▶ [Задание] Замените «lymphocytes» на «leukocytes» в записях от самого начала до строки с «Text: You would expect T» включительно и приведите эти строки снова, не меняя в них ничего другого.

▶ [Исходные записи]

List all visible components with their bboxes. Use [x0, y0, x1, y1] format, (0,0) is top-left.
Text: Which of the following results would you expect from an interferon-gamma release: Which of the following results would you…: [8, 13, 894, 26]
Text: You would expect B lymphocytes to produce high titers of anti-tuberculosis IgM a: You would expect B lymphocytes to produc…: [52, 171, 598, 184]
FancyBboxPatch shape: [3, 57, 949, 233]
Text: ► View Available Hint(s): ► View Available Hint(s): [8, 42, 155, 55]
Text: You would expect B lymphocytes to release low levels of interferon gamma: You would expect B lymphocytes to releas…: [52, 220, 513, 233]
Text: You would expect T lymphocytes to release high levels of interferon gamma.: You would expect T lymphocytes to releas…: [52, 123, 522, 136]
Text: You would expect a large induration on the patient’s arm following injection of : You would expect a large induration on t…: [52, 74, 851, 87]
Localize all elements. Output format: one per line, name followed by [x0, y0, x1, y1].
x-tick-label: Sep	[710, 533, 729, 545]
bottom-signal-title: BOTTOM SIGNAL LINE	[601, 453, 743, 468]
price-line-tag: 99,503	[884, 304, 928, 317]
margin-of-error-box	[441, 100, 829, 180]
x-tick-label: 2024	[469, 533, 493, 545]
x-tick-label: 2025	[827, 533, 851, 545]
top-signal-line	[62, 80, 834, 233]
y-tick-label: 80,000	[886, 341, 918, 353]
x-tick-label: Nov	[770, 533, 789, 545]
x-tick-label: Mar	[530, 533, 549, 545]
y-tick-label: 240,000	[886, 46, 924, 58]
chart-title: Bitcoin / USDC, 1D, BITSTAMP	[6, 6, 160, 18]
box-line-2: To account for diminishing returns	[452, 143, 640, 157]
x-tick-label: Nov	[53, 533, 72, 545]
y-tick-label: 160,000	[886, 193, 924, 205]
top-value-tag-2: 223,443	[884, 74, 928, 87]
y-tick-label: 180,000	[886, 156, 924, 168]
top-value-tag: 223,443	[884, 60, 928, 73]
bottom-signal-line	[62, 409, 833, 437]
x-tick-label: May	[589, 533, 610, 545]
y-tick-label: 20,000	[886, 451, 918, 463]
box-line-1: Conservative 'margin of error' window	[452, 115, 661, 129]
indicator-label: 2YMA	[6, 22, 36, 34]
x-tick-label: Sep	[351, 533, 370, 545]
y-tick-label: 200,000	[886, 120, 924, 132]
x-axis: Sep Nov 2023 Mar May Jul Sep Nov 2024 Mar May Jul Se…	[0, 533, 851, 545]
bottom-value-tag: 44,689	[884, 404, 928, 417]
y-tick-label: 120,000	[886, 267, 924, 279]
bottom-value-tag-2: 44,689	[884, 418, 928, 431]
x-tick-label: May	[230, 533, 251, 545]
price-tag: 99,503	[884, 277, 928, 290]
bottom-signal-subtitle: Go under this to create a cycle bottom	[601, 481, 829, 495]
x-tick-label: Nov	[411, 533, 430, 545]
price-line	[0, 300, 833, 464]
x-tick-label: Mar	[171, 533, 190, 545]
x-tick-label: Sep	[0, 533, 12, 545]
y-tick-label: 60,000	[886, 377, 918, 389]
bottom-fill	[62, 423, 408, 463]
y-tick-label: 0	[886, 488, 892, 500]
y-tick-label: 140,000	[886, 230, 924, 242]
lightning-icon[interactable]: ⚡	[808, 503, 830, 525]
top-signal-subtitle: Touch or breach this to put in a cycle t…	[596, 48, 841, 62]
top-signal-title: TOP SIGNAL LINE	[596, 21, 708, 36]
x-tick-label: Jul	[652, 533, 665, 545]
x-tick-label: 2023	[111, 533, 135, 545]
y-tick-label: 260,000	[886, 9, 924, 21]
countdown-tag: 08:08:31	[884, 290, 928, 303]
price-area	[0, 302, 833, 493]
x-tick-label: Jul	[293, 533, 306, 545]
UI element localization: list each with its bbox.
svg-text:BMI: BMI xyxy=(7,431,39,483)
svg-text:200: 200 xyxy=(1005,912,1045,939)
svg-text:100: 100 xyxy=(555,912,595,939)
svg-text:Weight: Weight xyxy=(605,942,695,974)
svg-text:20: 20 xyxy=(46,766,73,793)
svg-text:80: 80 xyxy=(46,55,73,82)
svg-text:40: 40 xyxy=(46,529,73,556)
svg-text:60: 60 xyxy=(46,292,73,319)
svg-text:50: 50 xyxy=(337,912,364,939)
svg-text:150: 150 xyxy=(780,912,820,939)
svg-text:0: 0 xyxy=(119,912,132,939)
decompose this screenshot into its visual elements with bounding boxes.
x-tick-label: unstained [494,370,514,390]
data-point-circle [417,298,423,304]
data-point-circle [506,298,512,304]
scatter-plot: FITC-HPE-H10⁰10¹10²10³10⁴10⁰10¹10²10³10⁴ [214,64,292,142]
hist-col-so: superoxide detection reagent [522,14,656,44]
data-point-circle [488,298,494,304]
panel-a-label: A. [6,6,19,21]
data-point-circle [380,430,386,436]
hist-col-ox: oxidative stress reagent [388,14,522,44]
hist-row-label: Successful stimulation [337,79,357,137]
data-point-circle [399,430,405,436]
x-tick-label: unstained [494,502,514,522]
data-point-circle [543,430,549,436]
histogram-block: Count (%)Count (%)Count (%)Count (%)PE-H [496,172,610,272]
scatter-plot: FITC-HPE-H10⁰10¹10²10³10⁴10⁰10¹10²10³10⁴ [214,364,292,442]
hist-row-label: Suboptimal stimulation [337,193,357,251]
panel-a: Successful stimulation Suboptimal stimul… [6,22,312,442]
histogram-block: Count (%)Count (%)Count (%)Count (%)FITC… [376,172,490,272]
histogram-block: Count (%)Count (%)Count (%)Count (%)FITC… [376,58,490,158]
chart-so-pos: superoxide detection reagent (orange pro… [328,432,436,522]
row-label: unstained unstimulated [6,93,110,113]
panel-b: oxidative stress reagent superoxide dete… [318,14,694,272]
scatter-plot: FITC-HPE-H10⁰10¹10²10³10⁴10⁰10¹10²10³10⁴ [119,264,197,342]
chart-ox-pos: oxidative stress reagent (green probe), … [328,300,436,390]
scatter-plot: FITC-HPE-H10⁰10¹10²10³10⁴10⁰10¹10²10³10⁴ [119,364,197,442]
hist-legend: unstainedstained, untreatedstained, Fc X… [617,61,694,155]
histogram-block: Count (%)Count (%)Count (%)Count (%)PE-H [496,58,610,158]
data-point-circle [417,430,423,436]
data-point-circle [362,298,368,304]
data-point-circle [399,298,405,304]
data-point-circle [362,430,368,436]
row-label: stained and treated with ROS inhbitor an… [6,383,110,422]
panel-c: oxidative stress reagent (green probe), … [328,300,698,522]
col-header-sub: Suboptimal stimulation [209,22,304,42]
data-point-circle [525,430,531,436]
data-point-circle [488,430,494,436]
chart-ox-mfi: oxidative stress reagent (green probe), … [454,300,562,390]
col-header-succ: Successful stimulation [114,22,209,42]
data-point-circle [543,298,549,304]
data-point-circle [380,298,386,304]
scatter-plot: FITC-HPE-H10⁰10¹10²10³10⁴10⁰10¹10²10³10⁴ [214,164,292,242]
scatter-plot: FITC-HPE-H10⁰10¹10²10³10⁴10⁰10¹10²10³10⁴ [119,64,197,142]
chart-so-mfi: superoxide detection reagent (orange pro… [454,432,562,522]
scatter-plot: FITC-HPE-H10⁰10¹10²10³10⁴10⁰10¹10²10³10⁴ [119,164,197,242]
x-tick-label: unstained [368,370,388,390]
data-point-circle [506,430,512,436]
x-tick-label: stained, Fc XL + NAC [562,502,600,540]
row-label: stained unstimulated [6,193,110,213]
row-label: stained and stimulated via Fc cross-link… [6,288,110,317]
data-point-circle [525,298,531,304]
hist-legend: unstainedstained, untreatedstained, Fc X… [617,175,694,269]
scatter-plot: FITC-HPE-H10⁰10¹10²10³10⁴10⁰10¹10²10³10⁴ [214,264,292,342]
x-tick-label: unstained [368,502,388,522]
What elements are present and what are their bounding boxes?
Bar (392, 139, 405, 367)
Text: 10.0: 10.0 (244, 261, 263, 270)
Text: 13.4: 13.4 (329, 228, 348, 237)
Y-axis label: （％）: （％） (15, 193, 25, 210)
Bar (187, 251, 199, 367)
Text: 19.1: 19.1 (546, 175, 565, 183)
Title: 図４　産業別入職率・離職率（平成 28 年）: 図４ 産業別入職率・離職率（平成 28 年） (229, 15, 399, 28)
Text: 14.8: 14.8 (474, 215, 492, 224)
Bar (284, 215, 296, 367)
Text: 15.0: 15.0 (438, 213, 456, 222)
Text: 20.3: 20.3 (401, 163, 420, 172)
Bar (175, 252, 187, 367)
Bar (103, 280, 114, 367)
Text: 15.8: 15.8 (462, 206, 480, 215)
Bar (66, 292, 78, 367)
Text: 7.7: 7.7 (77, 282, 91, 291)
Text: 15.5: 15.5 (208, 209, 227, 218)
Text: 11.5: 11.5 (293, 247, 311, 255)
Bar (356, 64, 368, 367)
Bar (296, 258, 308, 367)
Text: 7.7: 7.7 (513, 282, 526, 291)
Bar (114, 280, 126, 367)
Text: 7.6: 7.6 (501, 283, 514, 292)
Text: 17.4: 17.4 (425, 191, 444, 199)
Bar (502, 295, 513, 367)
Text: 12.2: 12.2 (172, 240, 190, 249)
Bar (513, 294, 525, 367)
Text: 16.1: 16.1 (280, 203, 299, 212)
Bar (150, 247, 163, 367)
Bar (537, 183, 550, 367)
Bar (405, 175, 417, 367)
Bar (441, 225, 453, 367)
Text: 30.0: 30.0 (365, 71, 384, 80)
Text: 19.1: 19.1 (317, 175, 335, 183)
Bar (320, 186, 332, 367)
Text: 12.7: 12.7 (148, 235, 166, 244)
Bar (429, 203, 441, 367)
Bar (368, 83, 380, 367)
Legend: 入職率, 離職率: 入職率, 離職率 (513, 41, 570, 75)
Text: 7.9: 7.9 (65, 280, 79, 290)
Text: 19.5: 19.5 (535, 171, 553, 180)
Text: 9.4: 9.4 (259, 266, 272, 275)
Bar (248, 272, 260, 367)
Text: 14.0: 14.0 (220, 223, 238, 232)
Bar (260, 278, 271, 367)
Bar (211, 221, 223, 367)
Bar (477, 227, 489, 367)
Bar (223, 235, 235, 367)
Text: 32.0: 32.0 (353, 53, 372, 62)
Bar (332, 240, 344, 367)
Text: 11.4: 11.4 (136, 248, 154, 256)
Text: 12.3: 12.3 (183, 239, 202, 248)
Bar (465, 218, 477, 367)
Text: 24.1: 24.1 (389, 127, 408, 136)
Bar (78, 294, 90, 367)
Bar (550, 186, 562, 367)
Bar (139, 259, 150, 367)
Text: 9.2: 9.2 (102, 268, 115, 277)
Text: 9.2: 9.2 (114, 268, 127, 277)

▶ [Ответ]
List all visible components with their bboxes. Use [x0, y0, x1, y1] format, (0,0) is top-left.
Text: Which of the following results would you expect from an interferon-gamma release: Which of the following results would you…: [8, 13, 894, 26]
Text: You would expect B leukocytes to produce high titers of anti-tuberculosis IgM a: You would expect B leukocytes to produc…: [52, 171, 598, 184]
FancyBboxPatch shape: [3, 57, 949, 233]
Text: ► View Available Hint(s): ► View Available Hint(s): [8, 42, 155, 55]
Text: You would expect B leukocytes to release low levels of interferon gamma: You would expect B leukocytes to releas…: [52, 220, 513, 233]
Text: You would expect T leukocytes to release high levels of interferon gamma.: You would expect T leukocytes to releas…: [52, 123, 522, 136]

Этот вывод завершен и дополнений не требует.